* **TASK DIRECTIONS**:
Give the listing again in full, exactly as written.

[Data items]
-*-*-

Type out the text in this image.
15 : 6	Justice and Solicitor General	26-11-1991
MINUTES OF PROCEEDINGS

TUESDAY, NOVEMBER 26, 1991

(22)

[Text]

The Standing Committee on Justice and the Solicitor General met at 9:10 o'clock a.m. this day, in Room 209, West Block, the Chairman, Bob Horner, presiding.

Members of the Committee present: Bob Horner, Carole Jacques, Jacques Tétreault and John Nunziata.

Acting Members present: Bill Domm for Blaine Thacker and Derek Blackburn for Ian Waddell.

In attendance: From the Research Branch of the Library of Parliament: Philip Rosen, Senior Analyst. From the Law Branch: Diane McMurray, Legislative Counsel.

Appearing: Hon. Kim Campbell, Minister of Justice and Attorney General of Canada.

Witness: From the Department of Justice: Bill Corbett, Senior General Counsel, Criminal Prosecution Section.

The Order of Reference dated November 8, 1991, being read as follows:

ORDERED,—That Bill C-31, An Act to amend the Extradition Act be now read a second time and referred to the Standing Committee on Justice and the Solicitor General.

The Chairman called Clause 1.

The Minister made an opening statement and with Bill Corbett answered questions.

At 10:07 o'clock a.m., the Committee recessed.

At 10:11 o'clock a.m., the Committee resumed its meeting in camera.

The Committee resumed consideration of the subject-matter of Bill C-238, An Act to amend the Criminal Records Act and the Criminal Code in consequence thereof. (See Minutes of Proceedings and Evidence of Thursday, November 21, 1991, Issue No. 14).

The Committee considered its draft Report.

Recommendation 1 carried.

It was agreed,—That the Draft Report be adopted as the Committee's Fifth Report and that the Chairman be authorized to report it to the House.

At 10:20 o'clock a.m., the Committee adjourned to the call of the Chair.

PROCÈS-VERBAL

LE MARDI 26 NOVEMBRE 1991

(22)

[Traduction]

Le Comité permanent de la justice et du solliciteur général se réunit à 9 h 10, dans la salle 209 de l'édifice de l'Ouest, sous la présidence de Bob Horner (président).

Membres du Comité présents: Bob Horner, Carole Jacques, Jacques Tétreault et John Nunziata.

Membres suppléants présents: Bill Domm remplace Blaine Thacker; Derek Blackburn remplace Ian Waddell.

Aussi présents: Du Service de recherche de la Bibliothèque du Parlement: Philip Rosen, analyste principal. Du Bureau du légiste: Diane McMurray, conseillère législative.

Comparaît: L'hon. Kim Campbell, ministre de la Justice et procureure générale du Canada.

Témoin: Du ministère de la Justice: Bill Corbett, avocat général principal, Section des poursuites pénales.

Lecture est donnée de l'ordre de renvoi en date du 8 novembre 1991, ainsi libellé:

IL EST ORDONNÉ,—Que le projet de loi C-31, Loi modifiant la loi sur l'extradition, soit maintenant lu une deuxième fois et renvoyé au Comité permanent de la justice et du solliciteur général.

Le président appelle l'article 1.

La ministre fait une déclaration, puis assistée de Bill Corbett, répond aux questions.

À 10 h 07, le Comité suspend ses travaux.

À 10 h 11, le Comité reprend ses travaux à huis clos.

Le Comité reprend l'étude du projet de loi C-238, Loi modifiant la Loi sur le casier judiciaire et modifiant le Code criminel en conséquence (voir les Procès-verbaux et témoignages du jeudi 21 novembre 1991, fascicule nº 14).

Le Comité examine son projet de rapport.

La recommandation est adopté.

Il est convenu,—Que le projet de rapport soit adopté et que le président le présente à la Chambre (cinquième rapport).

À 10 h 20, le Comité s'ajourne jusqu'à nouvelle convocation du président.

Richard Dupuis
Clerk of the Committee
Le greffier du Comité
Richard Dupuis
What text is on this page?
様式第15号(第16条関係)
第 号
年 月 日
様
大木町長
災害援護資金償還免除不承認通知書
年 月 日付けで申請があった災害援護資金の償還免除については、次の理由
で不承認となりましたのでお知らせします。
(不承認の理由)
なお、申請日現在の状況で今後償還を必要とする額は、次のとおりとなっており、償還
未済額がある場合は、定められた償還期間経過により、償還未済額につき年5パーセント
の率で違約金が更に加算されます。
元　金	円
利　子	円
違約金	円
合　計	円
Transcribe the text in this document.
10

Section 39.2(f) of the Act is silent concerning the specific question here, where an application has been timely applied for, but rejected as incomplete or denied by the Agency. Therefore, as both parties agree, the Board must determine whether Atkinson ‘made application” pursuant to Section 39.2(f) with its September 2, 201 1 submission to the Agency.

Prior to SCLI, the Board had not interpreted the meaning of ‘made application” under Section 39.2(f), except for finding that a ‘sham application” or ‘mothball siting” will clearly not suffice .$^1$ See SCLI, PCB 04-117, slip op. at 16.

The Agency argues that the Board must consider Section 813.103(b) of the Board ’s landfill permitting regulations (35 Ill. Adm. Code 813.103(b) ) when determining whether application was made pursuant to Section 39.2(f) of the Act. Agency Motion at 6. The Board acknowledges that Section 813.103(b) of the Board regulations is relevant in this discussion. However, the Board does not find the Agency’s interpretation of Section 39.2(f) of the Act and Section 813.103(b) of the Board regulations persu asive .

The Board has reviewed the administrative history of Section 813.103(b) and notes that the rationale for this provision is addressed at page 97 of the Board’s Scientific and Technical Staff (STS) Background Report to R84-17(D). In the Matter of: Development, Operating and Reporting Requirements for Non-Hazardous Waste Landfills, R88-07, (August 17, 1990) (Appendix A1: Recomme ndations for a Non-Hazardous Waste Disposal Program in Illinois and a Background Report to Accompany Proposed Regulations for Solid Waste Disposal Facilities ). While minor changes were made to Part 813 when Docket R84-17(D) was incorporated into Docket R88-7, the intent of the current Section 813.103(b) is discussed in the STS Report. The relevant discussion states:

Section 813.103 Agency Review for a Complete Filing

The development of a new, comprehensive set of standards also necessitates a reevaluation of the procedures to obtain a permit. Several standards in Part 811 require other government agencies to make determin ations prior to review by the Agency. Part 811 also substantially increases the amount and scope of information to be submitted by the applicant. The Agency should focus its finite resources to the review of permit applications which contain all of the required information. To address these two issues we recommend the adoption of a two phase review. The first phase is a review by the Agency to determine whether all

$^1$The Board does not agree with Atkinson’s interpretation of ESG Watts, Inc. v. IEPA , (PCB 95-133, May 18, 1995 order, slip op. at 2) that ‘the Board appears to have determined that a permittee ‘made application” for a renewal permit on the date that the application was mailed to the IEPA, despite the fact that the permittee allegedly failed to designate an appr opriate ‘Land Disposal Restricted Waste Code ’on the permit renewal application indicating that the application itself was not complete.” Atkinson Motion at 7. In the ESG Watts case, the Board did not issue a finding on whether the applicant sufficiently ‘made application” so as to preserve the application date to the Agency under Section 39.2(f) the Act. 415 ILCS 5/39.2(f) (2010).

-*-*-

* **TASK ANSWER**:
Type out the text in this image.
15 : 6	Justice and Solicitor General	26-11-1991
MINUTES OF PROCEEDINGS

TUESDAY, NOVEMBER 26, 1991

(22)

[Text]

The Standing Committee on Justice and the Solicitor General met at 9:10 o'clock a.m. this day, in Room 209, West Block, the Chairman, Bob Horner, presiding.

Members of the Committee present: Bob Horner, Carole Jacques, Jacques Tétreault and John Nunziata.

Acting Members present: Bill Domm for Blaine Thacker and Derek Blackburn for Ian Waddell.

In attendance: From the Research Branch of the Library of Parliament: Philip Rosen, Senior Analyst. From the Law Branch: Diane McMurray, Legislative Counsel.

Appearing: Hon. Kim Campbell, Minister of Justice and Attorney General of Canada.

Witness: From the Department of Justice: Bill Corbett, Senior General Counsel, Criminal Prosecution Section.

The Order of Reference dated November 8, 1991, being read as follows:

ORDERED,—That Bill C-31, An Act to amend the Extradition Act be now read a second time and referred to the Standing Committee on Justice and the Solicitor General.

The Chairman called Clause 1.

The Minister made an opening statement and with Bill Corbett answered questions.

At 10:07 o'clock a.m., the Committee recessed.

At 10:11 o'clock a.m., the Committee resumed its meeting in camera.

The Committee resumed consideration of the subject-matter of Bill C-238, An Act to amend the Criminal Records Act and the Criminal Code in consequence thereof. (See Minutes of Proceedings and Evidence of Thursday, November 21, 1991, Issue No. 14).

The Committee considered its draft Report.

Recommendation 1 carried.

It was agreed,—That the Draft Report be adopted as the Committee's Fifth Report and that the Chairman be authorized to report it to the House.

At 10:20 o'clock a.m., the Committee adjourned to the call of the Chair.

PROCÈS-VERBAL

LE MARDI 26 NOVEMBRE 1991

(22)

[Traduction]

Le Comité permanent de la justice et du solliciteur général se réunit à 9 h 10, dans la salle 209 de l'édifice de l'Ouest, sous la présidence de Bob Horner (président).

Membres du Comité présents: Bob Horner, Carole Jacques, Jacques Tétreault et John Nunziata.

Membres suppléants présents: Bill Domm remplace Blaine Thacker; Derek Blackburn remplace Ian Waddell.

Aussi présents: Du Service de recherche de la Bibliothèque du Parlement: Philip Rosen, analyste principal. Du Bureau du légiste: Diane McMurray, conseillère législative.

Comparaît: L'hon. Kim Campbell, ministre de la Justice et procureure générale du Canada.

Témoin: Du ministère de la Justice: Bill Corbett, avocat général principal, Section des poursuites pénales.

Lecture est donnée de l'ordre de renvoi en date du 8 novembre 1991, ainsi libellé:

IL EST ORDONNÉ,—Que le projet de loi C-31, Loi modifiant la loi sur l'extradition, soit maintenant lu une deuxième fois et renvoyé au Comité permanent de la justice et du solliciteur général.

Le président appelle l'article 1.

La ministre fait une déclaration, puis assistée de Bill Corbett, répond aux questions.

À 10 h 07, le Comité suspend ses travaux.

À 10 h 11, le Comité reprend ses travaux à huis clos.

Le Comité reprend l'étude du projet de loi C-238, Loi modifiant la Loi sur le casier judiciaire et modifiant le Code criminel en conséquence (voir les Procès-verbaux et témoignages du jeudi 21 novembre 1991, fascicule nº 14).

Le Comité examine son projet de rapport.

La recommandation est adopté.

Il est convenu,—Que le projet de rapport soit adopté et que le président le présente à la Chambre (cinquième rapport).

À 10 h 20, le Comité s'ajourne jusqu'à nouvelle convocation du président.

Richard Dupuis
Clerk of the Committee
Le greffier du Comité
Richard Dupuis
What text is on this page?
様式第15号(第16条関係)
第 号
年 月 日
様
大木町長
災害援護資金償還免除不承認通知書
年 月 日付けで申請があった災害援護資金の償還免除については、次の理由
で不承認となりましたのでお知らせします。
(不承認の理由)
なお、申請日現在の状況で今後償還を必要とする額は、次のとおりとなっており、償還
未済額がある場合は、定められた償還期間経過により、償還未済額につき年5パーセント
の率で違約金が更に加算されます。
元　金	円
利　子	円
違約金	円
合　計	円
Transcribe the text in this document.
10

Section 39.2(f) of the Act is silent concerning the specific question here, where an application has been timely applied for, but rejected as incomplete or denied by the Agency. Therefore, as both parties agree, the Board must determine whether Atkinson ‘made application” pursuant to Section 39.2(f) with its September 2, 201 1 submission to the Agency.

Prior to SCLI, the Board had not interpreted the meaning of ‘made application” under Section 39.2(f), except for finding that a ‘sham application” or ‘mothball siting” will clearly not suffice .$^1$ See SCLI, PCB 04-117, slip op. at 16.

The Agency argues that the Board must consider Section 813.103(b) of the Board ’s landfill permitting regulations (35 Ill. Adm. Code 813.103(b) ) when determining whether application was made pursuant to Section 39.2(f) of the Act. Agency Motion at 6. The Board acknowledges that Section 813.103(b) of the Board regulations is relevant in this discussion. However, the Board does not find the Agency’s interpretation of Section 39.2(f) of the Act and Section 813.103(b) of the Board regulations persu asive .

The Board has reviewed the administrative history of Section 813.103(b) and notes that the rationale for this provision is addressed at page 97 of the Board’s Scientific and Technical Staff (STS) Background Report to R84-17(D). In the Matter of: Development, Operating and Reporting Requirements for Non-Hazardous Waste Landfills, R88-07, (August 17, 1990) (Appendix A1: Recomme ndations for a Non-Hazardous Waste Disposal Program in Illinois and a Background Report to Accompany Proposed Regulations for Solid Waste Disposal Facilities ). While minor changes were made to Part 813 when Docket R84-17(D) was incorporated into Docket R88-7, the intent of the current Section 813.103(b) is discussed in the STS Report. The relevant discussion states:

Section 813.103 Agency Review for a Complete Filing

The development of a new, comprehensive set of standards also necessitates a reevaluation of the procedures to obtain a permit. Several standards in Part 811 require other government agencies to make determin ations prior to review by the Agency. Part 811 also substantially increases the amount and scope of information to be submitted by the applicant. The Agency should focus its finite resources to the review of permit applications which contain all of the required information. To address these two issues we recommend the adoption of a two phase review. The first phase is a review by the Agency to determine whether all

$^1$The Board does not agree with Atkinson’s interpretation of ESG Watts, Inc. v. IEPA , (PCB 95-133, May 18, 1995 order, slip op. at 2) that ‘the Board appears to have determined that a permittee ‘made application” for a renewal permit on the date that the application was mailed to the IEPA, despite the fact that the permittee allegedly failed to designate an appr opriate ‘Land Disposal Restricted Waste Code ’on the permit renewal application indicating that the application itself was not complete.” Atkinson Motion at 7. In the ESG Watts case, the Board did not issue a finding on whether the applicant sufficiently ‘made application” so as to preserve the application date to the Agency under Section 39.2(f) the Act. 415 ILCS 5/39.2(f) (2010).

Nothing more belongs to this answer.